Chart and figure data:
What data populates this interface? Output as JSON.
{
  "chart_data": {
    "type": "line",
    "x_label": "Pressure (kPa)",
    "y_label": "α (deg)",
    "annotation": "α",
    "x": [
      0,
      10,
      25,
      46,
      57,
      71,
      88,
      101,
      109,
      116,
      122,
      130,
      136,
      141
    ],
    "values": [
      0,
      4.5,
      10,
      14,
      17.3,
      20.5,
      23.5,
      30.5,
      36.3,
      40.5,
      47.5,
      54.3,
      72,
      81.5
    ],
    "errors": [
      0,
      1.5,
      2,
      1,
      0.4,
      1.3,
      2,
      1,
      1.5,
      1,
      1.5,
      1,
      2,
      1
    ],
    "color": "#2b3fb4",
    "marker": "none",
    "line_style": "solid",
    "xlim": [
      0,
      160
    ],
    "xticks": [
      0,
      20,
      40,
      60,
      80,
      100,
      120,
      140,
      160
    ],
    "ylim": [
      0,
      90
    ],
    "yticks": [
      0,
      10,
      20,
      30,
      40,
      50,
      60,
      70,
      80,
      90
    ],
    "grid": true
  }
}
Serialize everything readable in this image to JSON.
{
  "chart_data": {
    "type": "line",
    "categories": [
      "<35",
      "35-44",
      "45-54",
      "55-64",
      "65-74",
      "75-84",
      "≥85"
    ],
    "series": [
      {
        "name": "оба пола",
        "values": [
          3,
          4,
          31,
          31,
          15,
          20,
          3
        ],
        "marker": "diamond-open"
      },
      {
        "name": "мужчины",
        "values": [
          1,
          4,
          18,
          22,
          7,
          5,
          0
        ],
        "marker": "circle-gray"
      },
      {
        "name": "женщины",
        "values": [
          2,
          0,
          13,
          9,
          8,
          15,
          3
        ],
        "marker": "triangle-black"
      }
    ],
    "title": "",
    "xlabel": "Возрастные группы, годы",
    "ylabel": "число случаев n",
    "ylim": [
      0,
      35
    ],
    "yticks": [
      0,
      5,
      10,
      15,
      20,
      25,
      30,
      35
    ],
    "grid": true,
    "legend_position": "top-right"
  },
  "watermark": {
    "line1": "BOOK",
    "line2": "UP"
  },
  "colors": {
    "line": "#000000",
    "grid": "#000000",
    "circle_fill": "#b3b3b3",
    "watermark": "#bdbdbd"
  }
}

Required task:
Write every entry out again exactly.

Complete output:
What data populates this interface? Output as JSON.
{
  "chart_data": {
    "type": "line",
    "x_label": "Pressure (kPa)",
    "y_label": "α (deg)",
    "annotation": "α",
    "x": [
      0,
      10,
      25,
      46,
      57,
      71,
      88,
      101,
      109,
      116,
      122,
      130,
      136,
      141
    ],
    "values": [
      0,
      4.5,
      10,
      14,
      17.3,
      20.5,
      23.5,
      30.5,
      36.3,
      40.5,
      47.5,
      54.3,
      72,
      81.5
    ],
    "errors": [
      0,
      1.5,
      2,
      1,
      0.4,
      1.3,
      2,
      1,
      1.5,
      1,
      1.5,
      1,
      2,
      1
    ],
    "color": "#2b3fb4",
    "marker": "none",
    "line_style": "solid",
    "xlim": [
      0,
      160
    ],
    "xticks": [
      0,
      20,
      40,
      60,
      80,
      100,
      120,
      140,
      160
    ],
    "ylim": [
      0,
      90
    ],
    "yticks": [
      0,
      10,
      20,
      30,
      40,
      50,
      60,
      70,
      80,
      90
    ],
    "grid": true
  }
}
Serialize everything readable in this image to JSON.
{
  "chart_data": {
    "type": "line",
    "categories": [
      "<35",
      "35-44",
      "45-54",
      "55-64",
      "65-74",
      "75-84",
      "≥85"
    ],
    "series": [
      {
        "name": "оба пола",
        "values": [
          3,
          4,
          31,
          31,
          15,
          20,
          3
        ],
        "marker": "diamond-open"
      },
      {
        "name": "мужчины",
        "values": [
          1,
          4,
          18,
          22,
          7,
          5,
          0
        ],
        "marker": "circle-gray"
      },
      {
        "name": "женщины",
        "values": [
          2,
          0,
          13,
          9,
          8,
          15,
          3
        ],
        "marker": "triangle-black"
      }
    ],
    "title": "",
    "xlabel": "Возрастные группы, годы",
    "ylabel": "число случаев n",
    "ylim": [
      0,
      35
    ],
    "yticks": [
      0,
      5,
      10,
      15,
      20,
      25,
      30,
      35
    ],
    "grid": true,
    "legend_position": "top-right"
  },
  "watermark": {
    "line1": "BOOK",
    "line2": "UP"
  },
  "colors": {
    "line": "#000000",
    "grid": "#000000",
    "circle_fill": "#b3b3b3",
    "watermark": "#bdbdbd"
  }
}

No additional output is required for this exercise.